[Task details] Each line that holds the string "value" counts once; say how many such lines there are and add nothing.

[Entries supplied]
Begin
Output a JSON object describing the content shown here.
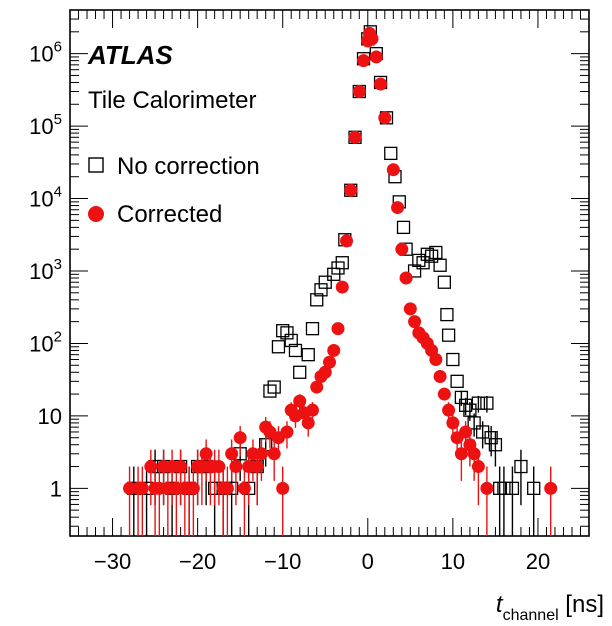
{
  "chart_data": {
    "type": "scatter",
    "experiment_label": "ATLAS",
    "sublabel": "Tile Calorimeter",
    "xlabel_main": "t",
    "xlabel_sub": "channel",
    "xlabel_unit": " [ns]",
    "ylabel": "",
    "xlim": [
      -35,
      26
    ],
    "ylim": [
      0.22,
      4000000
    ],
    "y_scale": "log",
    "grid": false,
    "legend_position": "top-left",
    "x_ticks": [
      -30,
      -20,
      -10,
      0,
      10,
      20
    ],
    "x_tick_labels": [
      "−30",
      "−20",
      "−10",
      "0",
      "10",
      "20"
    ],
    "y_ticks": [
      {
        "value": 1,
        "base": "1",
        "exp": ""
      },
      {
        "value": 10,
        "base": "10",
        "exp": ""
      },
      {
        "value": 100,
        "base": "10",
        "exp": "2"
      },
      {
        "value": 1000,
        "base": "10",
        "exp": "3"
      },
      {
        "value": 10000,
        "base": "10",
        "exp": "4"
      },
      {
        "value": 100000,
        "base": "10",
        "exp": "5"
      },
      {
        "value": 1000000,
        "base": "10",
        "exp": "6"
      }
    ],
    "series": [
      {
        "name": "No correction",
        "marker": "open-square",
        "color": "#000000",
        "points": [
          [
            -27.5,
            1
          ],
          [
            -26,
            1
          ],
          [
            -25,
            2
          ],
          [
            -24,
            2
          ],
          [
            -23,
            1
          ],
          [
            -22,
            2
          ],
          [
            -21,
            1
          ],
          [
            -20,
            2
          ],
          [
            -19,
            2
          ],
          [
            -18,
            1
          ],
          [
            -17,
            1
          ],
          [
            -16,
            1
          ],
          [
            -15,
            3
          ],
          [
            -14,
            1
          ],
          [
            -13,
            2
          ],
          [
            -12,
            4
          ],
          [
            -11.5,
            22
          ],
          [
            -11,
            25
          ],
          [
            -10.5,
            90
          ],
          [
            -10,
            150
          ],
          [
            -9.5,
            140
          ],
          [
            -9,
            110
          ],
          [
            -8.5,
            80
          ],
          [
            -8,
            40
          ],
          [
            -7,
            70
          ],
          [
            -6.5,
            160
          ],
          [
            -6,
            400
          ],
          [
            -5.5,
            550
          ],
          [
            -5,
            700
          ],
          [
            -4,
            900
          ],
          [
            -3.5,
            1100
          ],
          [
            -3,
            1300
          ],
          [
            -2.7,
            2700
          ],
          [
            -2,
            13000
          ],
          [
            -1.5,
            70000
          ],
          [
            -1,
            300000
          ],
          [
            -0.5,
            850000
          ],
          [
            0,
            1600000
          ],
          [
            0.3,
            2000000
          ],
          [
            1,
            1000000
          ],
          [
            1.5,
            400000
          ],
          [
            2.2,
            130000
          ],
          [
            2.7,
            42000
          ],
          [
            3.2,
            20000
          ],
          [
            3.7,
            9000
          ],
          [
            4.2,
            4000
          ],
          [
            4.5,
            2000
          ],
          [
            5.5,
            1000
          ],
          [
            6,
            1400
          ],
          [
            6.5,
            1300
          ],
          [
            7,
            1700
          ],
          [
            7.5,
            1600
          ],
          [
            8,
            1800
          ],
          [
            8.5,
            1200
          ],
          [
            9,
            700
          ],
          [
            9.3,
            250
          ],
          [
            9.5,
            130
          ],
          [
            10,
            60
          ],
          [
            10.5,
            30
          ],
          [
            11,
            18
          ],
          [
            11.5,
            14
          ],
          [
            12,
            12
          ],
          [
            12.5,
            8
          ],
          [
            13,
            15
          ],
          [
            13.5,
            6
          ],
          [
            14,
            15
          ],
          [
            14.5,
            5
          ],
          [
            15,
            4
          ],
          [
            15.5,
            1
          ],
          [
            16,
            1
          ],
          [
            17,
            1
          ],
          [
            18,
            2
          ],
          [
            19.5,
            1
          ]
        ]
      },
      {
        "name": "Corrected",
        "marker": "filled-circle",
        "color": "#ee1111",
        "points": [
          [
            -28,
            1
          ],
          [
            -27,
            1
          ],
          [
            -26.5,
            1
          ],
          [
            -25.5,
            2
          ],
          [
            -25,
            1
          ],
          [
            -24.5,
            1
          ],
          [
            -24,
            2
          ],
          [
            -23.5,
            1
          ],
          [
            -23,
            2
          ],
          [
            -22.5,
            1
          ],
          [
            -22,
            2
          ],
          [
            -21.5,
            1
          ],
          [
            -21,
            1
          ],
          [
            -20.5,
            1
          ],
          [
            -20,
            2
          ],
          [
            -19.5,
            2
          ],
          [
            -19,
            3
          ],
          [
            -18.5,
            2
          ],
          [
            -18,
            2
          ],
          [
            -17.5,
            2
          ],
          [
            -17,
            1
          ],
          [
            -16.5,
            1
          ],
          [
            -16,
            3
          ],
          [
            -15.5,
            2
          ],
          [
            -15,
            5
          ],
          [
            -14.5,
            1
          ],
          [
            -14,
            2
          ],
          [
            -13.5,
            3
          ],
          [
            -13,
            2
          ],
          [
            -12.5,
            3
          ],
          [
            -12,
            7
          ],
          [
            -11.5,
            6
          ],
          [
            -11,
            3
          ],
          [
            -10.5,
            5
          ],
          [
            -10,
            1
          ],
          [
            -9.5,
            6
          ],
          [
            -9,
            12
          ],
          [
            -8.5,
            10
          ],
          [
            -8,
            16
          ],
          [
            -7.5,
            11
          ],
          [
            -7,
            8
          ],
          [
            -6.5,
            12
          ],
          [
            -6,
            25
          ],
          [
            -5.5,
            35
          ],
          [
            -5,
            40
          ],
          [
            -4.5,
            55
          ],
          [
            -4,
            80
          ],
          [
            -3.5,
            160
          ],
          [
            -3,
            600
          ],
          [
            -2.5,
            2600
          ],
          [
            -2,
            13000
          ],
          [
            -1.5,
            70000
          ],
          [
            -1,
            300000
          ],
          [
            -0.5,
            800000
          ],
          [
            0,
            1500000
          ],
          [
            0.2,
            1900000
          ],
          [
            0.5,
            1600000
          ],
          [
            1,
            900000
          ],
          [
            1.5,
            380000
          ],
          [
            2,
            130000
          ],
          [
            3,
            25000
          ],
          [
            3.5,
            7500
          ],
          [
            4,
            2000
          ],
          [
            4.5,
            800
          ],
          [
            5,
            300
          ],
          [
            5.5,
            200
          ],
          [
            6,
            140
          ],
          [
            6.5,
            120
          ],
          [
            7,
            100
          ],
          [
            7.5,
            80
          ],
          [
            8,
            60
          ],
          [
            8.5,
            35
          ],
          [
            9,
            20
          ],
          [
            9.5,
            12
          ],
          [
            10,
            8
          ],
          [
            10.5,
            5
          ],
          [
            11,
            3
          ],
          [
            11.5,
            6
          ],
          [
            12,
            4
          ],
          [
            12.5,
            3
          ],
          [
            13,
            2
          ],
          [
            14,
            1
          ],
          [
            21.5,
            1
          ]
        ]
      }
    ]
  }
}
End
[Answer in full] 7